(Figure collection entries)
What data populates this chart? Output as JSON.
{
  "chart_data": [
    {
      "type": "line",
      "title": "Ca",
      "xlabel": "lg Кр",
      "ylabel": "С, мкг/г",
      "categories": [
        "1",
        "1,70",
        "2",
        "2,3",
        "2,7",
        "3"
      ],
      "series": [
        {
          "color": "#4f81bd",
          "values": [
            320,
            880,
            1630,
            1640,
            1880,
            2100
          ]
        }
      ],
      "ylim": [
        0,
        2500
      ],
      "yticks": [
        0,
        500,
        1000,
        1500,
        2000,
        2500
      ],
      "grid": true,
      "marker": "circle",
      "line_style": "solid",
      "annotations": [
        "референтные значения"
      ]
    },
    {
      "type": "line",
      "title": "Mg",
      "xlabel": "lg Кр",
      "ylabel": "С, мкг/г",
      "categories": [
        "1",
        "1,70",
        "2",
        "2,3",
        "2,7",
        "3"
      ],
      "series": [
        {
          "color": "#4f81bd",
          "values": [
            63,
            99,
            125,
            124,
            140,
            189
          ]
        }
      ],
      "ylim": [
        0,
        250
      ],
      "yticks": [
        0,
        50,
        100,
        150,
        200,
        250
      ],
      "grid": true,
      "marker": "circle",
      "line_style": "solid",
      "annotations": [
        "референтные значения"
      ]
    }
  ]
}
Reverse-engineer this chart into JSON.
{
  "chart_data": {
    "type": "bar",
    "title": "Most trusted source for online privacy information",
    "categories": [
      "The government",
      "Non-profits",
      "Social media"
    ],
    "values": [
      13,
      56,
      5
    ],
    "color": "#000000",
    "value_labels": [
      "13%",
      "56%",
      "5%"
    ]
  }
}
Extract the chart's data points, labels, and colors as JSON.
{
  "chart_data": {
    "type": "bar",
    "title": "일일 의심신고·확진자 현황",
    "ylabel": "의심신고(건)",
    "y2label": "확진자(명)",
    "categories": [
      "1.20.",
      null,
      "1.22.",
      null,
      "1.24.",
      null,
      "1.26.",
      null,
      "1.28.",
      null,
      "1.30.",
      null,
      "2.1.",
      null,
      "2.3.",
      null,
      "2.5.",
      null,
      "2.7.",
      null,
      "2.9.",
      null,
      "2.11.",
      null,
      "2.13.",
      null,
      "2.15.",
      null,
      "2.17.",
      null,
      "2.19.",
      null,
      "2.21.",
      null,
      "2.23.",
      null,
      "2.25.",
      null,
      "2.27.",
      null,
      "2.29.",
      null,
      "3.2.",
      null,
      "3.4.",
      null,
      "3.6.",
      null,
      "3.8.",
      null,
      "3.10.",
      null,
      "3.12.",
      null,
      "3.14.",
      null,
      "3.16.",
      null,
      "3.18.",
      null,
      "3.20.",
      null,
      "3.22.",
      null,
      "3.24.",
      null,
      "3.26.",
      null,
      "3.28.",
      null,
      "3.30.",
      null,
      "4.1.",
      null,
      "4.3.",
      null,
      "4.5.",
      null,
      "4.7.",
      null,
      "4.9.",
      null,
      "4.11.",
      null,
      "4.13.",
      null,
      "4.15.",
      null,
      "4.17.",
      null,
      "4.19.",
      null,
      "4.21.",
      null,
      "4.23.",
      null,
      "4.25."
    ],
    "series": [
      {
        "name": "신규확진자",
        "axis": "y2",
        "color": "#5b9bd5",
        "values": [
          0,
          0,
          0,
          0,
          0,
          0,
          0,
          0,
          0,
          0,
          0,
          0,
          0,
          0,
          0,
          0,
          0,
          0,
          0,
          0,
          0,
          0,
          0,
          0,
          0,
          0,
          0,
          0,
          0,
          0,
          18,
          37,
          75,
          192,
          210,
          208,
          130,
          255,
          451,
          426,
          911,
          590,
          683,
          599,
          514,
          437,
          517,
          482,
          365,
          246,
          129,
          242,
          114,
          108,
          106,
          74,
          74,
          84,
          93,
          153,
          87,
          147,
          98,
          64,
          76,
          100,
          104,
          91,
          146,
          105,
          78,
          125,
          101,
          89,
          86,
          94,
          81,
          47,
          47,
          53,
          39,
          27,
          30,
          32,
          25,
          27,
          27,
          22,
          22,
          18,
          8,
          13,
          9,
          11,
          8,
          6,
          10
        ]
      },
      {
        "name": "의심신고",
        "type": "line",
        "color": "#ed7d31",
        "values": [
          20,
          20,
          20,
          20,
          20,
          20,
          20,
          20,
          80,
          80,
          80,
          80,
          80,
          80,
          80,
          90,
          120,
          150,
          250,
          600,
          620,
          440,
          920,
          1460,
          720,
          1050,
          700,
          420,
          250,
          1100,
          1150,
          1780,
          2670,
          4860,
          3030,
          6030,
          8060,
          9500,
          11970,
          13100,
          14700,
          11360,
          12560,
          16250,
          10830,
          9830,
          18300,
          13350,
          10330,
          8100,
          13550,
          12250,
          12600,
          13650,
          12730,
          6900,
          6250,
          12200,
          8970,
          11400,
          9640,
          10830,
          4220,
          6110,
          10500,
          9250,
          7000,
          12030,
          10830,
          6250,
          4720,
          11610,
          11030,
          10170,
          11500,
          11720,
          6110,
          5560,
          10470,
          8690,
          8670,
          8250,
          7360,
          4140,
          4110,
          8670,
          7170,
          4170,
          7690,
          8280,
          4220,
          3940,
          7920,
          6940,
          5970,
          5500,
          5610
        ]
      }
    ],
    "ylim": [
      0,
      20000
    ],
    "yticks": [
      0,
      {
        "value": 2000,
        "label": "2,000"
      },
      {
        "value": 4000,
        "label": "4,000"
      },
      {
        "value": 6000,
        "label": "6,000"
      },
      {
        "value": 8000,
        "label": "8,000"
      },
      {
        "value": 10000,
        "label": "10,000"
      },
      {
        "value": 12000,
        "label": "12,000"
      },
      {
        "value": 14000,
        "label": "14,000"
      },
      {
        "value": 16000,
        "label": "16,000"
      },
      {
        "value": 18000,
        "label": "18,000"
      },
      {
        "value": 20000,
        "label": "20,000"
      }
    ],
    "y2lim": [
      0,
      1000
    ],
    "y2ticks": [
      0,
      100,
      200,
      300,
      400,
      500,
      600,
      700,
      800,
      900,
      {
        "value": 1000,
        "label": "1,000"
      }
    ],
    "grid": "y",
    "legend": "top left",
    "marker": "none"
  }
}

What is expected:
Every entry must be output again, exactly as written above.

Reply:
What data populates this chart? Output as JSON.
{
  "chart_data": [
    {
      "type": "line",
      "title": "Ca",
      "xlabel": "lg Кр",
      "ylabel": "С, мкг/г",
      "categories": [
        "1",
        "1,70",
        "2",
        "2,3",
        "2,7",
        "3"
      ],
      "series": [
        {
          "color": "#4f81bd",
          "values": [
            320,
            880,
            1630,
            1640,
            1880,
            2100
          ]
        }
      ],
      "ylim": [
        0,
        2500
      ],
      "yticks": [
        0,
        500,
        1000,
        1500,
        2000,
        2500
      ],
      "grid": true,
      "marker": "circle",
      "line_style": "solid",
      "annotations": [
        "референтные значения"
      ]
    },
    {
      "type": "line",
      "title": "Mg",
      "xlabel": "lg Кр",
      "ylabel": "С, мкг/г",
      "categories": [
        "1",
        "1,70",
        "2",
        "2,3",
        "2,7",
        "3"
      ],
      "series": [
        {
          "color": "#4f81bd",
          "values": [
            63,
            99,
            125,
            124,
            140,
            189
          ]
        }
      ],
      "ylim": [
        0,
        250
      ],
      "yticks": [
        0,
        50,
        100,
        150,
        200,
        250
      ],
      "grid": true,
      "marker": "circle",
      "line_style": "solid",
      "annotations": [
        "референтные значения"
      ]
    }
  ]
}
Reverse-engineer this chart into JSON.
{
  "chart_data": {
    "type": "bar",
    "title": "Most trusted source for online privacy information",
    "categories": [
      "The government",
      "Non-profits",
      "Social media"
    ],
    "values": [
      13,
      56,
      5
    ],
    "color": "#000000",
    "value_labels": [
      "13%",
      "56%",
      "5%"
    ]
  }
}
Extract the chart's data points, labels, and colors as JSON.
{
  "chart_data": {
    "type": "bar",
    "title": "일일 의심신고·확진자 현황",
    "ylabel": "의심신고(건)",
    "y2label": "확진자(명)",
    "categories": [
      "1.20.",
      null,
      "1.22.",
      null,
      "1.24.",
      null,
      "1.26.",
      null,
      "1.28.",
      null,
      "1.30.",
      null,
      "2.1.",
      null,
      "2.3.",
      null,
      "2.5.",
      null,
      "2.7.",
      null,
      "2.9.",
      null,
      "2.11.",
      null,
      "2.13.",
      null,
      "2.15.",
      null,
      "2.17.",
      null,
      "2.19.",
      null,
      "2.21.",
      null,
      "2.23.",
      null,
      "2.25.",
      null,
      "2.27.",
      null,
      "2.29.",
      null,
      "3.2.",
      null,
      "3.4.",
      null,
      "3.6.",
      null,
      "3.8.",
      null,
      "3.10.",
      null,
      "3.12.",
      null,
      "3.14.",
      null,
      "3.16.",
      null,
      "3.18.",
      null,
      "3.20.",
      null,
      "3.22.",
      null,
      "3.24.",
      null,
      "3.26.",
      null,
      "3.28.",
      null,
      "3.30.",
      null,
      "4.1.",
      null,
      "4.3.",
      null,
      "4.5.",
      null,
      "4.7.",
      null,
      "4.9.",
      null,
      "4.11.",
      null,
      "4.13.",
      null,
      "4.15.",
      null,
      "4.17.",
      null,
      "4.19.",
      null,
      "4.21.",
      null,
      "4.23.",
      null,
      "4.25."
    ],
    "series": [
      {
        "name": "신규확진자",
        "axis": "y2",
        "color": "#5b9bd5",
        "values": [
          0,
          0,
          0,
          0,
          0,
          0,
          0,
          0,
          0,
          0,
          0,
          0,
          0,
          0,
          0,
          0,
          0,
          0,
          0,
          0,
          0,
          0,
          0,
          0,
          0,
          0,
          0,
          0,
          0,
          0,
          18,
          37,
          75,
          192,
          210,
          208,
          130,
          255,
          451,
          426,
          911,
          590,
          683,
          599,
          514,
          437,
          517,
          482,
          365,
          246,
          129,
          242,
          114,
          108,
          106,
          74,
          74,
          84,
          93,
          153,
          87,
          147,
          98,
          64,
          76,
          100,
          104,
          91,
          146,
          105,
          78,
          125,
          101,
          89,
          86,
          94,
          81,
          47,
          47,
          53,
          39,
          27,
          30,
          32,
          25,
          27,
          27,
          22,
          22,
          18,
          8,
          13,
          9,
          11,
          8,
          6,
          10
        ]
      },
      {
        "name": "의심신고",
        "type": "line",
        "color": "#ed7d31",
        "values": [
          20,
          20,
          20,
          20,
          20,
          20,
          20,
          20,
          80,
          80,
          80,
          80,
          80,
          80,
          80,
          90,
          120,
          150,
          250,
          600,
          620,
          440,
          920,
          1460,
          720,
          1050,
          700,
          420,
          250,
          1100,
          1150,
          1780,
          2670,
          4860,
          3030,
          6030,
          8060,
          9500,
          11970,
          13100,
          14700,
          11360,
          12560,
          16250,
          10830,
          9830,
          18300,
          13350,
          10330,
          8100,
          13550,
          12250,
          12600,
          13650,
          12730,
          6900,
          6250,
          12200,
          8970,
          11400,
          9640,
          10830,
          4220,
          6110,
          10500,
          9250,
          7000,
          12030,
          10830,
          6250,
          4720,
          11610,
          11030,
          10170,
          11500,
          11720,
          6110,
          5560,
          10470,
          8690,
          8670,
          8250,
          7360,
          4140,
          4110,
          8670,
          7170,
          4170,
          7690,
          8280,
          4220,
          3940,
          7920,
          6940,
          5970,
          5500,
          5610
        ]
      }
    ],
    "ylim": [
      0,
      20000
    ],
    "yticks": [
      0,
      {
        "value": 2000,
        "label": "2,000"
      },
      {
        "value": 4000,
        "label": "4,000"
      },
      {
        "value": 6000,
        "label": "6,000"
      },
      {
        "value": 8000,
        "label": "8,000"
      },
      {
        "value": 10000,
        "label": "10,000"
      },
      {
        "value": 12000,
        "label": "12,000"
      },
      {
        "value": 14000,
        "label": "14,000"
      },
      {
        "value": 16000,
        "label": "16,000"
      },
      {
        "value": 18000,
        "label": "18,000"
      },
      {
        "value": 20000,
        "label": "20,000"
      }
    ],
    "y2lim": [
      0,
      1000
    ],
    "y2ticks": [
      0,
      100,
      200,
      300,
      400,
      500,
      600,
      700,
      800,
      900,
      {
        "value": 1000,
        "label": "1,000"
      }
    ],
    "grid": "y",
    "legend": "top left",
    "marker": "none"
  }
}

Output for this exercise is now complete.